▶ **Work instructions**
A faithful transcription of all the data is required.

****************

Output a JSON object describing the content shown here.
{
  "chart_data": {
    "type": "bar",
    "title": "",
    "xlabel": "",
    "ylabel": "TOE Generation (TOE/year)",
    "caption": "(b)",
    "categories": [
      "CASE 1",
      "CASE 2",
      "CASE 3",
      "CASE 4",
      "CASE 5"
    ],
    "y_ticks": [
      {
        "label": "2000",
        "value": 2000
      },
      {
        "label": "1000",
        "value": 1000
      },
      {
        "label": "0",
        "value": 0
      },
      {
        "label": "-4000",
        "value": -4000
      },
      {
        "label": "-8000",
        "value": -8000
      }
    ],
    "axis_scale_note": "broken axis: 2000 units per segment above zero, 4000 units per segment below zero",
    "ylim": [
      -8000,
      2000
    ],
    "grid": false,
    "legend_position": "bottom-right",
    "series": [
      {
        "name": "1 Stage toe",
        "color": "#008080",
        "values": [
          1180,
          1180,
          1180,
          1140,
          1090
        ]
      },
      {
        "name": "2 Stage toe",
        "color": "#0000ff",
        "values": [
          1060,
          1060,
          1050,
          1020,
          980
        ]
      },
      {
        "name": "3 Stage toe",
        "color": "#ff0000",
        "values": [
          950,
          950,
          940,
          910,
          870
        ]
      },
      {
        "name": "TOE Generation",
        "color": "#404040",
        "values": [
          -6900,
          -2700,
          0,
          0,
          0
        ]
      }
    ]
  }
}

****************

▶ **Exercise output**
Output a JSON object describing the content shown here.
{
  "chart_data": {
    "type": "bar",
    "title": "",
    "xlabel": "",
    "ylabel": "TOE Generation (TOE/year)",
    "caption": "(b)",
    "categories": [
      "CASE 1",
      "CASE 2",
      "CASE 3",
      "CASE 4",
      "CASE 5"
    ],
    "y_ticks": [
      {
        "label": "2000",
        "value": 2000
      },
      {
        "label": "1000",
        "value": 1000
      },
      {
        "label": "0",
        "value": 0
      },
      {
        "label": "-4000",
        "value": -4000
      },
      {
        "label": "-8000",
        "value": -8000
      }
    ],
    "axis_scale_note": "broken axis: 2000 units per segment above zero, 4000 units per segment below zero",
    "ylim": [
      -8000,
      2000
    ],
    "grid": false,
    "legend_position": "bottom-right",
    "series": [
      {
        "name": "1 Stage toe",
        "color": "#008080",
        "values": [
          1180,
          1180,
          1180,
          1140,
          1090
        ]
      },
      {
        "name": "2 Stage toe",
        "color": "#0000ff",
        "values": [
          1060,
          1060,
          1050,
          1020,
          980
        ]
      },
      {
        "name": "3 Stage toe",
        "color": "#ff0000",
        "values": [
          950,
          950,
          940,
          910,
          870
        ]
      },
      {
        "name": "TOE Generation",
        "color": "#404040",
        "values": [
          -6900,
          -2700,
          0,
          0,
          0
        ]
      }
    ]
  }
}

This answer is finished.